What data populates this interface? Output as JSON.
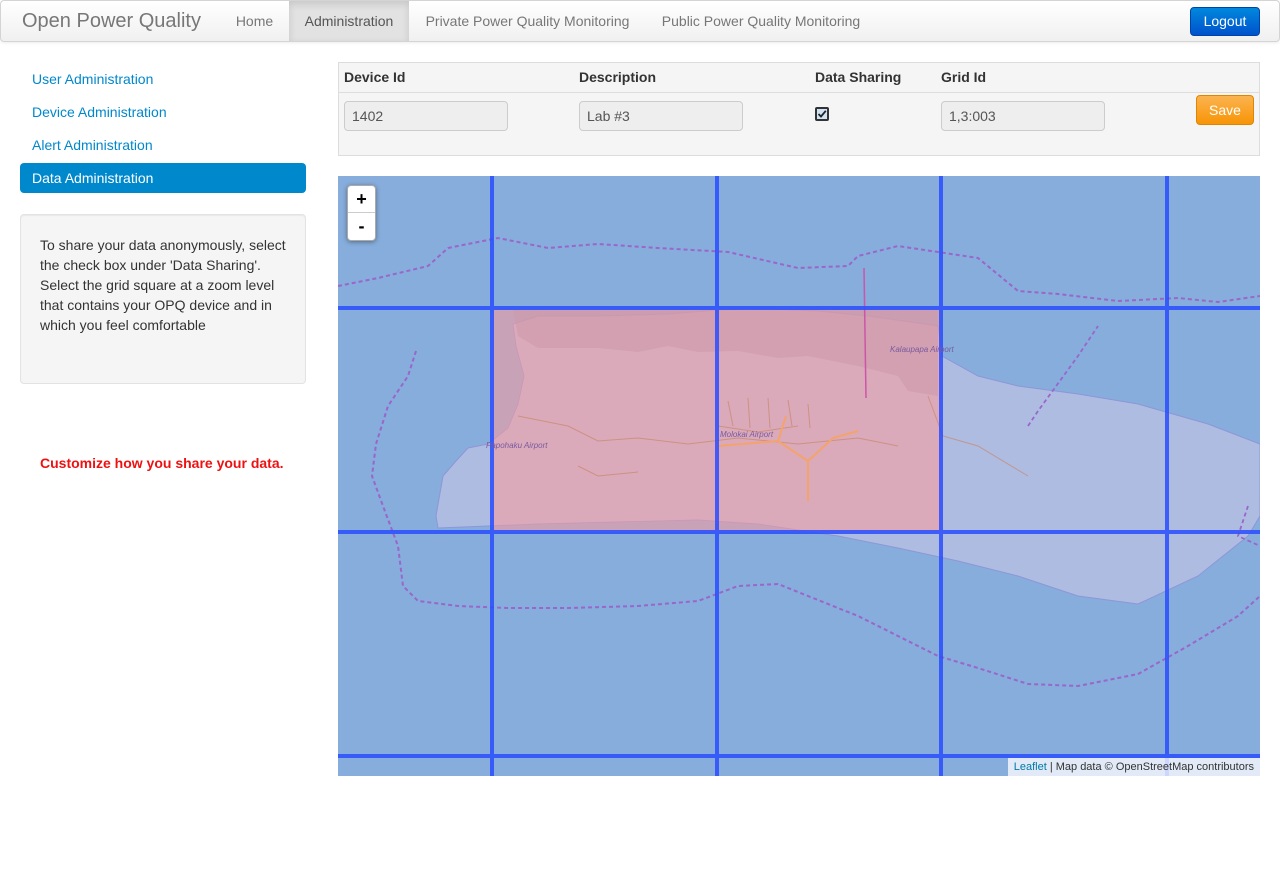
{
  "navbar": {
    "brand": "Open Power Quality",
    "links": [
      {
        "label": "Home"
      },
      {
        "label": "Administration"
      },
      {
        "label": "Private Power Quality Monitoring"
      },
      {
        "label": "Public Power Quality Monitoring"
      }
    ],
    "active_link": "Administration",
    "logout_label": "Logout"
  },
  "sidebar": {
    "items": [
      {
        "label": "User Administration"
      },
      {
        "label": "Device Administration"
      },
      {
        "label": "Alert Administration"
      },
      {
        "label": "Data Administration"
      }
    ],
    "active_item": "Data Administration",
    "help_text": "To share your data anonymously, select the check box under 'Data Sharing'. Select the grid square at a zoom level that contains your OPQ device and in which you feel comfortable",
    "customize_text": "Customize how you share your data."
  },
  "device_table": {
    "headers": [
      "Device Id",
      "Description",
      "Data Sharing",
      "Grid Id"
    ],
    "row": {
      "device_id": "1402",
      "description": "Lab #3",
      "data_sharing": true,
      "grid_id": "1,3:003",
      "save_label": "Save"
    }
  },
  "map": {
    "zoom_in_label": "+",
    "zoom_out_label": "-",
    "attribution_link": "Leaflet",
    "attribution_text": " | Map data © OpenStreetMap contributors",
    "place_labels": [
      "Kalaupapa Airport",
      "Molokai Airport",
      "Papohaku Airport"
    ],
    "colors": {
      "sea": "#aad3df",
      "grid_line": "#2a4dff",
      "grid_overlay": "#5a7fd6",
      "selected_cell": "#ff9999",
      "boundary": "#9966cc"
    }
  }
}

=====

Reproduce the entries above exactly. Do not include the images.

• TASK RESPONSE:
What data populates this interface? Output as JSON.
{
  "navbar": {
    "brand": "Open Power Quality",
    "links": [
      {
        "label": "Home"
      },
      {
        "label": "Administration"
      },
      {
        "label": "Private Power Quality Monitoring"
      },
      {
        "label": "Public Power Quality Monitoring"
      }
    ],
    "active_link": "Administration",
    "logout_label": "Logout"
  },
  "sidebar": {
    "items": [
      {
        "label": "User Administration"
      },
      {
        "label": "Device Administration"
      },
      {
        "label": "Alert Administration"
      },
      {
        "label": "Data Administration"
      }
    ],
    "active_item": "Data Administration",
    "help_text": "To share your data anonymously, select the check box under 'Data Sharing'. Select the grid square at a zoom level that contains your OPQ device and in which you feel comfortable",
    "customize_text": "Customize how you share your data."
  },
  "device_table": {
    "headers": [
      "Device Id",
      "Description",
      "Data Sharing",
      "Grid Id"
    ],
    "row": {
      "device_id": "1402",
      "description": "Lab #3",
      "data_sharing": true,
      "grid_id": "1,3:003",
      "save_label": "Save"
    }
  },
  "map": {
    "zoom_in_label": "+",
    "zoom_out_label": "-",
    "attribution_link": "Leaflet",
    "attribution_text": " | Map data © OpenStreetMap contributors",
    "place_labels": [
      "Kalaupapa Airport",
      "Molokai Airport",
      "Papohaku Airport"
    ],
    "colors": {
      "sea": "#aad3df",
      "grid_line": "#2a4dff",
      "grid_overlay": "#5a7fd6",
      "selected_cell": "#ff9999",
      "boundary": "#9966cc"
    }
  }
}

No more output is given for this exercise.